### Exercise inputs ###

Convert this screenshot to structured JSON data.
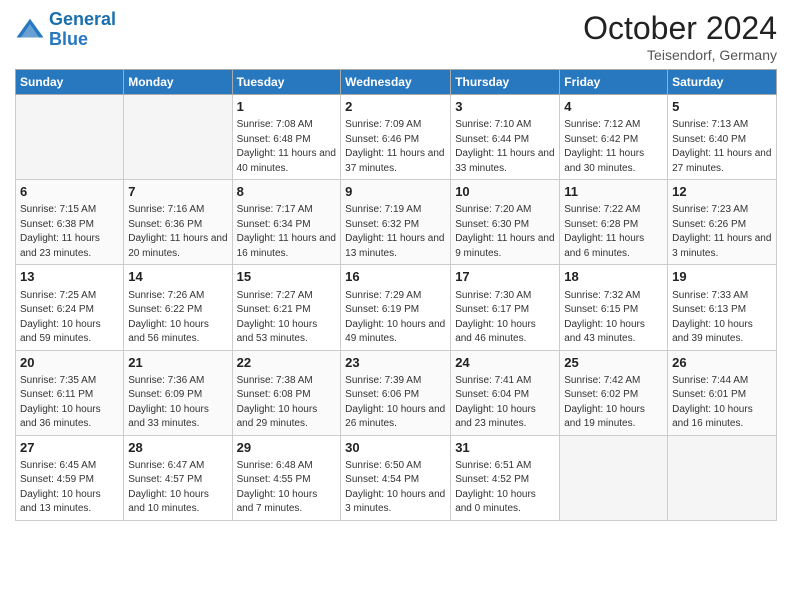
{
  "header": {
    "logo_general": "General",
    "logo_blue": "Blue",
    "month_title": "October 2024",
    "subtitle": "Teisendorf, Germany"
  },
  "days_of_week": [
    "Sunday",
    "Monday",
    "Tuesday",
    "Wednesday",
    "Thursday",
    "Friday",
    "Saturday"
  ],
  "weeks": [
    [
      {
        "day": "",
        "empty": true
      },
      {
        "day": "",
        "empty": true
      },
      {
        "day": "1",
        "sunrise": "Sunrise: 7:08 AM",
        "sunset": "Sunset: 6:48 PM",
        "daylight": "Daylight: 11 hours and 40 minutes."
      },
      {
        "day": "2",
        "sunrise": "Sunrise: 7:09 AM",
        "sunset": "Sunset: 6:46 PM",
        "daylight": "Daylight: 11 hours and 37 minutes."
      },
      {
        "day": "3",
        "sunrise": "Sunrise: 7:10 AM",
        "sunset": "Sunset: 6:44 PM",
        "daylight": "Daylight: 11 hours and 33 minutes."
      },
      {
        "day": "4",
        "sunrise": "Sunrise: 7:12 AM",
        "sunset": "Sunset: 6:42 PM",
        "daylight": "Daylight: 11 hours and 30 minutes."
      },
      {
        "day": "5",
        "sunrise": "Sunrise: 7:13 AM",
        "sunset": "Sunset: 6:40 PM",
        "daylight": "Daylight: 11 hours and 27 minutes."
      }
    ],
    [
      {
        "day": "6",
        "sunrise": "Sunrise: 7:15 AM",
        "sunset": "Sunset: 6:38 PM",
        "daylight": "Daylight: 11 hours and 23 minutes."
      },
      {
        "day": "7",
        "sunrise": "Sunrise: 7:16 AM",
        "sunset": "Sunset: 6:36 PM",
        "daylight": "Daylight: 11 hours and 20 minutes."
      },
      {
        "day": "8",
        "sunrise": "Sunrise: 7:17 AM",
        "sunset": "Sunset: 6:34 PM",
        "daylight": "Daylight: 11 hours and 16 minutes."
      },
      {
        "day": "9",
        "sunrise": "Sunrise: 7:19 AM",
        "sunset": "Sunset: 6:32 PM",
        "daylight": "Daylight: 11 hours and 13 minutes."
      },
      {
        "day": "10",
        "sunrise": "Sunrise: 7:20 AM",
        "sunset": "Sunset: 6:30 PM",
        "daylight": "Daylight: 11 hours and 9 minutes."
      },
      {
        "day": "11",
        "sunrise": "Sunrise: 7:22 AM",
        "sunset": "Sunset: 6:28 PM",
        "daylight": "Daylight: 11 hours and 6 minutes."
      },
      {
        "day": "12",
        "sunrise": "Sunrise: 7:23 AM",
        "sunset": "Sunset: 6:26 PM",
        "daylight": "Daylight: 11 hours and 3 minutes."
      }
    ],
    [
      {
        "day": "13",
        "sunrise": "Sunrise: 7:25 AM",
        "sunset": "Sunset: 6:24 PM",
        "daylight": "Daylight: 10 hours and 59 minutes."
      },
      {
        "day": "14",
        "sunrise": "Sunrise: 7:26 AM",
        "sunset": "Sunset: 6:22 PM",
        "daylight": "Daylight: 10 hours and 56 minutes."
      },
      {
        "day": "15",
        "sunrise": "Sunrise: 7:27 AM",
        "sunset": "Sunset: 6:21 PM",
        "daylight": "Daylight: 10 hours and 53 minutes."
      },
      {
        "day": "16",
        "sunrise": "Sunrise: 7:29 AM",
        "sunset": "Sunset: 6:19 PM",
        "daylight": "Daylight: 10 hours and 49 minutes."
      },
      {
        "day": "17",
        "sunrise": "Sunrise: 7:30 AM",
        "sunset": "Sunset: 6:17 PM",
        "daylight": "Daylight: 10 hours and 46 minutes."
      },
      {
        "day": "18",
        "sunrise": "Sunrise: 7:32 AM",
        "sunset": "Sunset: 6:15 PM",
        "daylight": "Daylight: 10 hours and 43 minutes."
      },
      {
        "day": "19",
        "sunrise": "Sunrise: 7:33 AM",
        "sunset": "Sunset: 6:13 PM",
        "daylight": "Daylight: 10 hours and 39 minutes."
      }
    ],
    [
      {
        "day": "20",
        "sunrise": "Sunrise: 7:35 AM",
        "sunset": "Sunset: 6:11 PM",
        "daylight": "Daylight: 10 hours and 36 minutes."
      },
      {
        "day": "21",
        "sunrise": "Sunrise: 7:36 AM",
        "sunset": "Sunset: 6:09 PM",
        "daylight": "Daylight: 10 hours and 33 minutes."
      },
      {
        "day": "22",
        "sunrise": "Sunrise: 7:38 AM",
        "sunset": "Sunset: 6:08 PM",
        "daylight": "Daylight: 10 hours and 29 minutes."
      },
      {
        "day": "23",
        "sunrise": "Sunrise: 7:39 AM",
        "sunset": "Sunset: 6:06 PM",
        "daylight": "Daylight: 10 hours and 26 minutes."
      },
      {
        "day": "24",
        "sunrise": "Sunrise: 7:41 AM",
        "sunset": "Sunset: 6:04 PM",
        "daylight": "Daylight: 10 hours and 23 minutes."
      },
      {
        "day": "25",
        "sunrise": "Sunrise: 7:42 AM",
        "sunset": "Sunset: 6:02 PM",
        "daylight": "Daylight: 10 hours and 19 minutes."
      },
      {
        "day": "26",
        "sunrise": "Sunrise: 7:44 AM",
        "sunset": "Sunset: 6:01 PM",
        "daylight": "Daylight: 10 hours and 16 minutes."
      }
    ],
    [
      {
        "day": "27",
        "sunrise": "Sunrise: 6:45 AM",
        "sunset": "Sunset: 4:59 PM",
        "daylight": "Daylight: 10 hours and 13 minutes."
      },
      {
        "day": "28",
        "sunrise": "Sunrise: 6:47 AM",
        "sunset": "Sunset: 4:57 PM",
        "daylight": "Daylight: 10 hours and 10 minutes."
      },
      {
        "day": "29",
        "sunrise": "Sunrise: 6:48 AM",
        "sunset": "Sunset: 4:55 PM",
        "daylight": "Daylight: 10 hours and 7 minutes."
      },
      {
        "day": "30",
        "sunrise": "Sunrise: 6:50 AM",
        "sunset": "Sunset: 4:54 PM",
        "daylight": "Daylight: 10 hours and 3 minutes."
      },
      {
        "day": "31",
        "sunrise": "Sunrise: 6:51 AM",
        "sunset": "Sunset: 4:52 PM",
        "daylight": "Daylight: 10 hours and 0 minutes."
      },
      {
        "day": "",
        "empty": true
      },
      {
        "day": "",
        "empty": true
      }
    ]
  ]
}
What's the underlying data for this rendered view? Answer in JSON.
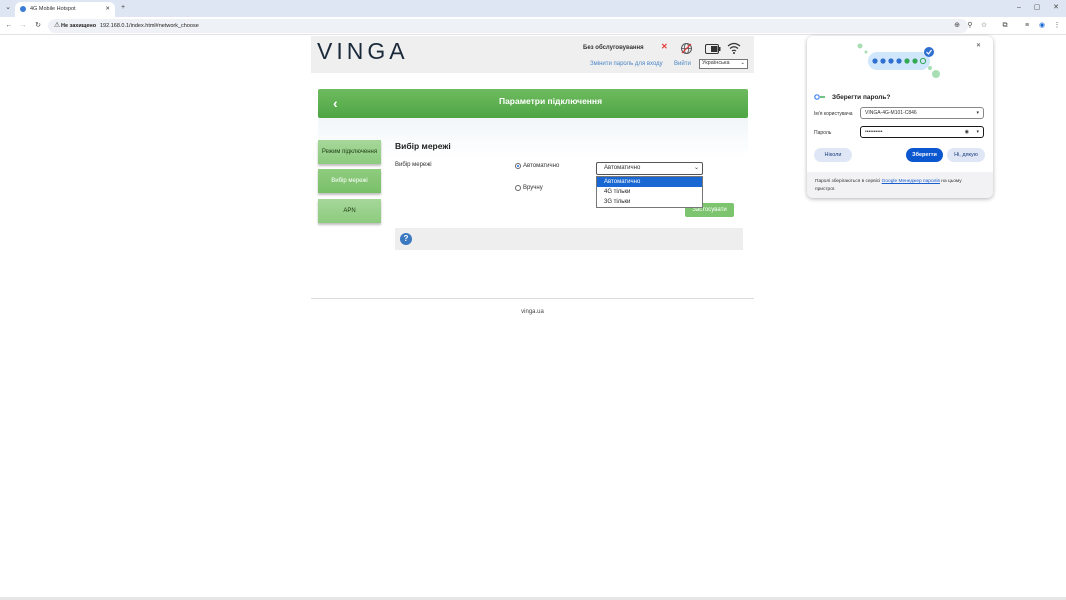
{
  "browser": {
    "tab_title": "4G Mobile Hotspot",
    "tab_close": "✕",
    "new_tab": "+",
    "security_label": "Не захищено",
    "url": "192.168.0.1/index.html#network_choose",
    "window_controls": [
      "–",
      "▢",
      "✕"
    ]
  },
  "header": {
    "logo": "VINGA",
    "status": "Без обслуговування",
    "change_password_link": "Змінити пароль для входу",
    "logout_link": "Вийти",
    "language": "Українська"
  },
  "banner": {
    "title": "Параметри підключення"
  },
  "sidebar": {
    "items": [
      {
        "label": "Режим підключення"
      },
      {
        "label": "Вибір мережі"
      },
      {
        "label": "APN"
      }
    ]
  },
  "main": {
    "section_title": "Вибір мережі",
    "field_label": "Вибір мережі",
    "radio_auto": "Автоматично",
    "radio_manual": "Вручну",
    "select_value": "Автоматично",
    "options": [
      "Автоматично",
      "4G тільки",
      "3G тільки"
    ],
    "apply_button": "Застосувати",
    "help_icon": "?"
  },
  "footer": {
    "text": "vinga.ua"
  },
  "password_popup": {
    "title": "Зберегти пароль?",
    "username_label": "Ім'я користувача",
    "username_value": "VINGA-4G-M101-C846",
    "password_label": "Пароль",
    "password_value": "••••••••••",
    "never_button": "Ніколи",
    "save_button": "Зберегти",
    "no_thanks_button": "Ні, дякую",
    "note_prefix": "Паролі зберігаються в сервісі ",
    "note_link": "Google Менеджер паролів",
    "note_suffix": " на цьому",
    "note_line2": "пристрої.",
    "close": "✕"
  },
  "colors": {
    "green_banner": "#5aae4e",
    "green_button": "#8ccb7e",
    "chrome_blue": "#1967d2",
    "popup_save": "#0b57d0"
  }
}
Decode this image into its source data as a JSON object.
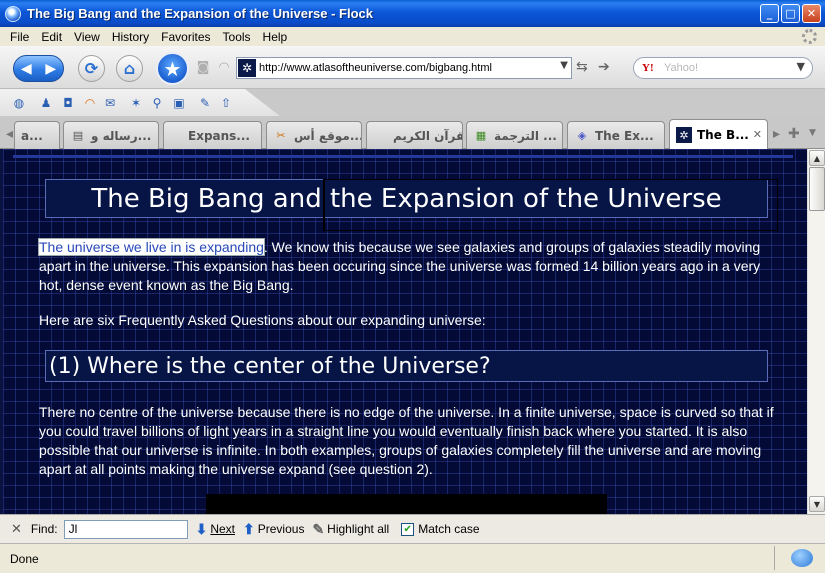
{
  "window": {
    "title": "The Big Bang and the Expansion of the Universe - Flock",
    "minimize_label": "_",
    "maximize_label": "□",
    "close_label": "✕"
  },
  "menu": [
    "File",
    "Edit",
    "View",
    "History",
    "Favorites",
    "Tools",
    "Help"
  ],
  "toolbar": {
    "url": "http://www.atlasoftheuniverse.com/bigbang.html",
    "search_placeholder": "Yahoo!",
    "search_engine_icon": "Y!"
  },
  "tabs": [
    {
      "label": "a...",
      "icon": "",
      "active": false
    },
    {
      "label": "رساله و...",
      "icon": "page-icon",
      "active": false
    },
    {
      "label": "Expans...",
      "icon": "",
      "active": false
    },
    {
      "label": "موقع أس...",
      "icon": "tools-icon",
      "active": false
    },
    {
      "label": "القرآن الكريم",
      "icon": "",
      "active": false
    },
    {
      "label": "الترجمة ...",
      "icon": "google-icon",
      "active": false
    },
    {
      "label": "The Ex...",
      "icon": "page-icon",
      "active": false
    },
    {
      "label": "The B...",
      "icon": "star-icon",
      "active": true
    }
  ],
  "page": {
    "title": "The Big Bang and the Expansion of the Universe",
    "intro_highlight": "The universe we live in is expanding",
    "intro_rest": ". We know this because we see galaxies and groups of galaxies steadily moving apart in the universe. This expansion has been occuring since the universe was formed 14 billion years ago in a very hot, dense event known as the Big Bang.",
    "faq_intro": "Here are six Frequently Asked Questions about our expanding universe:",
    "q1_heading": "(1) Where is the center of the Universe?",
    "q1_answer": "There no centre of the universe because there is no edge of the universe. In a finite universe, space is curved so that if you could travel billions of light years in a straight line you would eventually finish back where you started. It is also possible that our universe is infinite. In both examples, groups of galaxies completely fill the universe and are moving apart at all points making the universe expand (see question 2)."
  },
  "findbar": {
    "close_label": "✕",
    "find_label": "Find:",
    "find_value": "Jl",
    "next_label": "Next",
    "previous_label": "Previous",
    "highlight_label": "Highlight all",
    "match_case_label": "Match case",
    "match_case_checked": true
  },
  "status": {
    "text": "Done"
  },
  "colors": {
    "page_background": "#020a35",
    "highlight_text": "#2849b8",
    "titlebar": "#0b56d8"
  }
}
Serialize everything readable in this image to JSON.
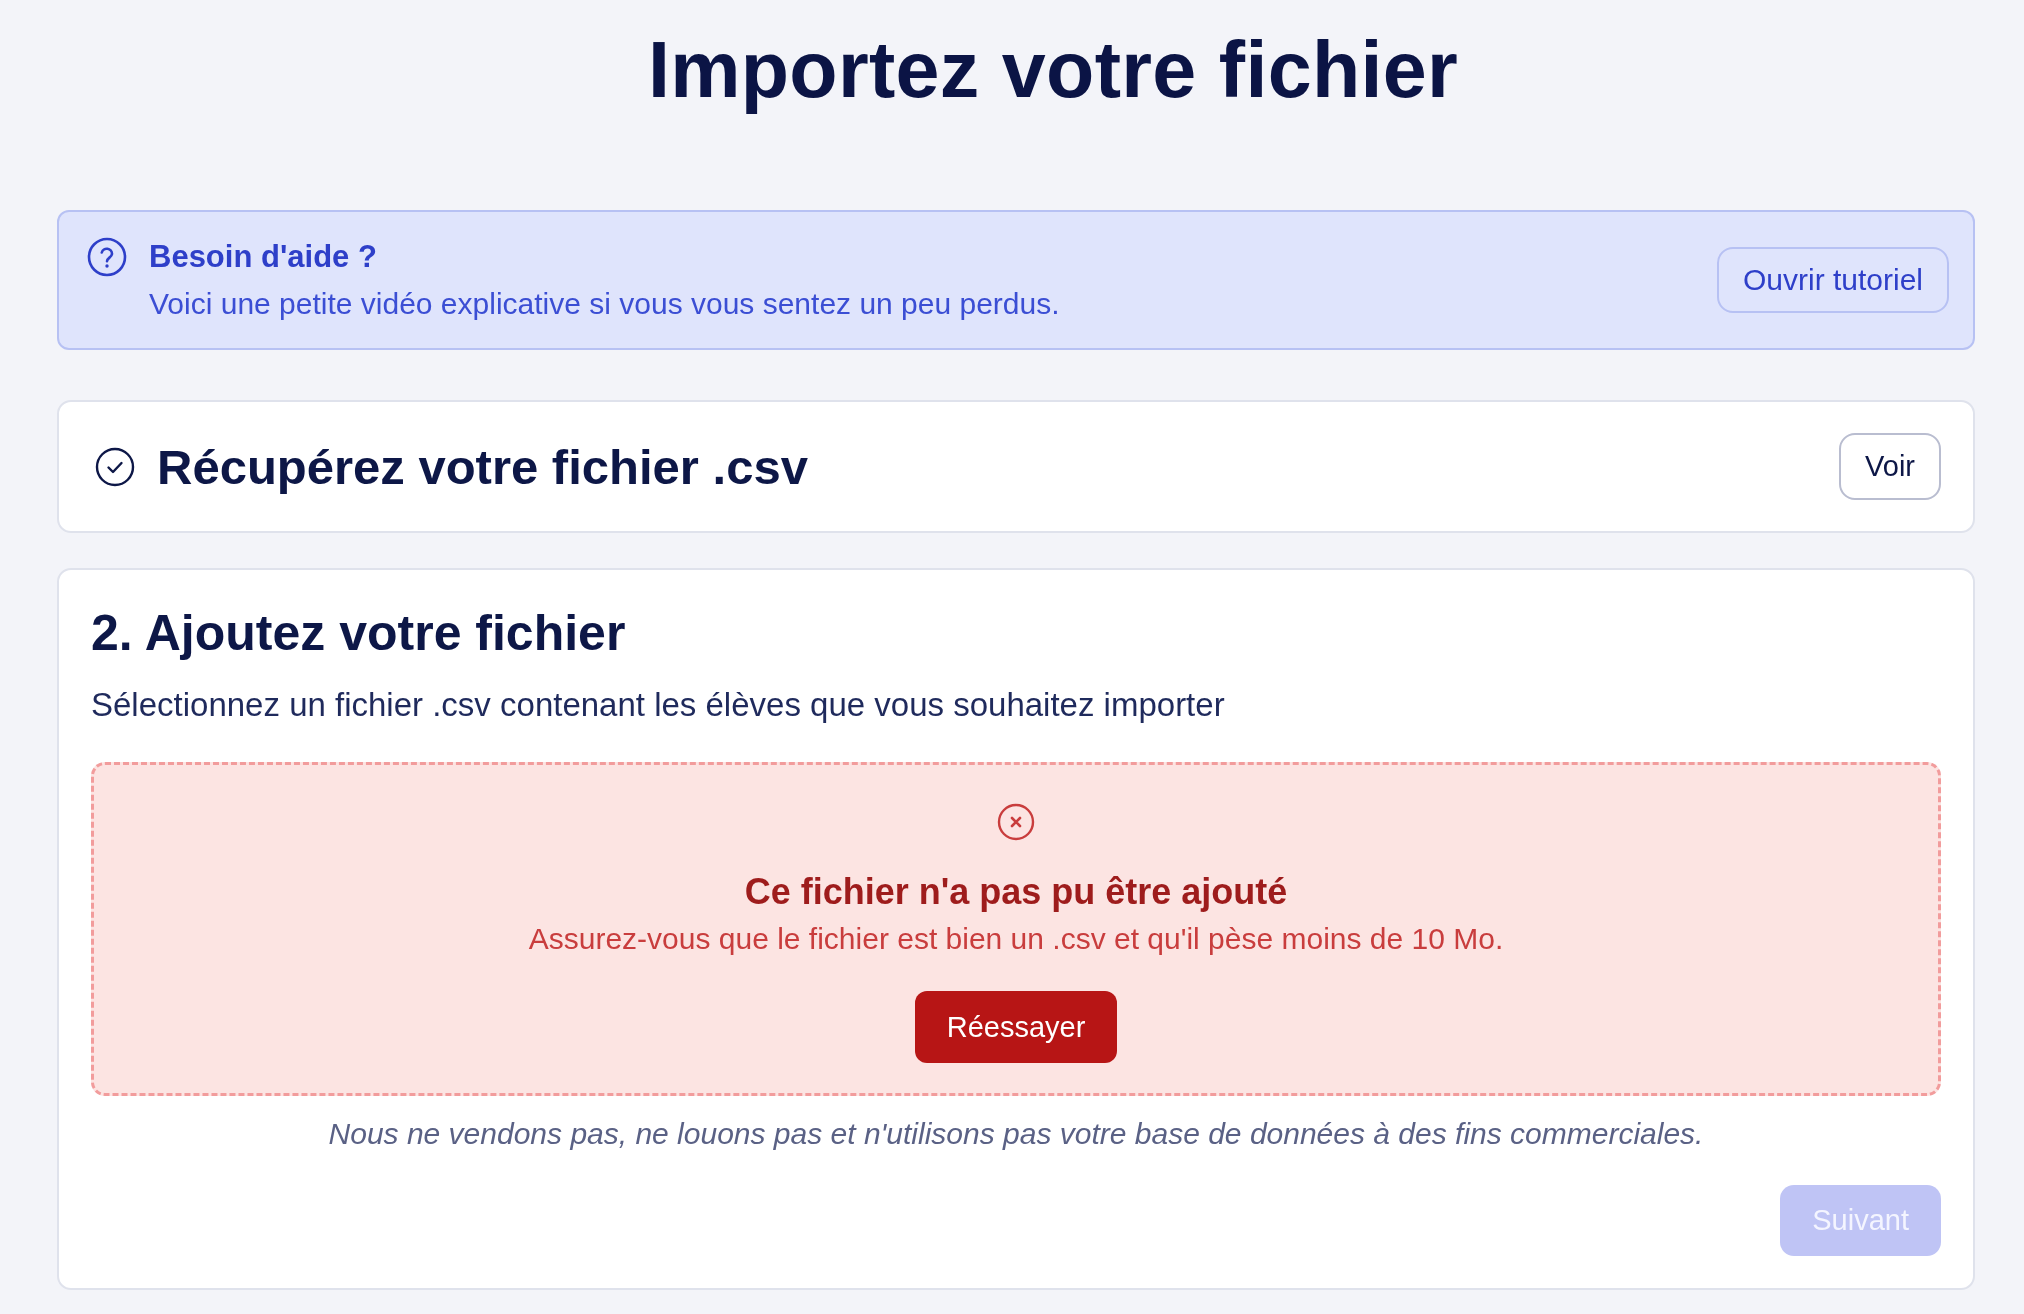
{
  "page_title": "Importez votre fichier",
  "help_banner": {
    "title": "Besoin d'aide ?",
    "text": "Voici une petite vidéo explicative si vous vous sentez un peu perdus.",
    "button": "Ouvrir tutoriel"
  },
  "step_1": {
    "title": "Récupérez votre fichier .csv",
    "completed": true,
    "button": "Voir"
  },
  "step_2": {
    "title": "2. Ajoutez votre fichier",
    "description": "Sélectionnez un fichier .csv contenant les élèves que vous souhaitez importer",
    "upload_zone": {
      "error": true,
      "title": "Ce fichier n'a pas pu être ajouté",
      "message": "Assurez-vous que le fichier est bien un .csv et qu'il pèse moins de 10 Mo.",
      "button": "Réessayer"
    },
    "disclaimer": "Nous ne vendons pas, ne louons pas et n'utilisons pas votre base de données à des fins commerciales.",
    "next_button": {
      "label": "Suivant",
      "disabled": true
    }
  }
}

###

_Requirement_: Please output exactly the lines from the line containing "Serialize everything readable" through the last line of the records above, both included, and leave out any pictures.

_Final result_:
Serialize everything readable in this image to JSON.
{
  "page_title": "Importez votre fichier",
  "help_banner": {
    "title": "Besoin d'aide ?",
    "text": "Voici une petite vidéo explicative si vous vous sentez un peu perdus.",
    "button": "Ouvrir tutoriel"
  },
  "step_1": {
    "title": "Récupérez votre fichier .csv",
    "completed": true,
    "button": "Voir"
  },
  "step_2": {
    "title": "2. Ajoutez votre fichier",
    "description": "Sélectionnez un fichier .csv contenant les élèves que vous souhaitez importer",
    "upload_zone": {
      "error": true,
      "title": "Ce fichier n'a pas pu être ajouté",
      "message": "Assurez-vous que le fichier est bien un .csv et qu'il pèse moins de 10 Mo.",
      "button": "Réessayer"
    },
    "disclaimer": "Nous ne vendons pas, ne louons pas et n'utilisons pas votre base de données à des fins commerciales.",
    "next_button": {
      "label": "Suivant",
      "disabled": true
    }
  }
}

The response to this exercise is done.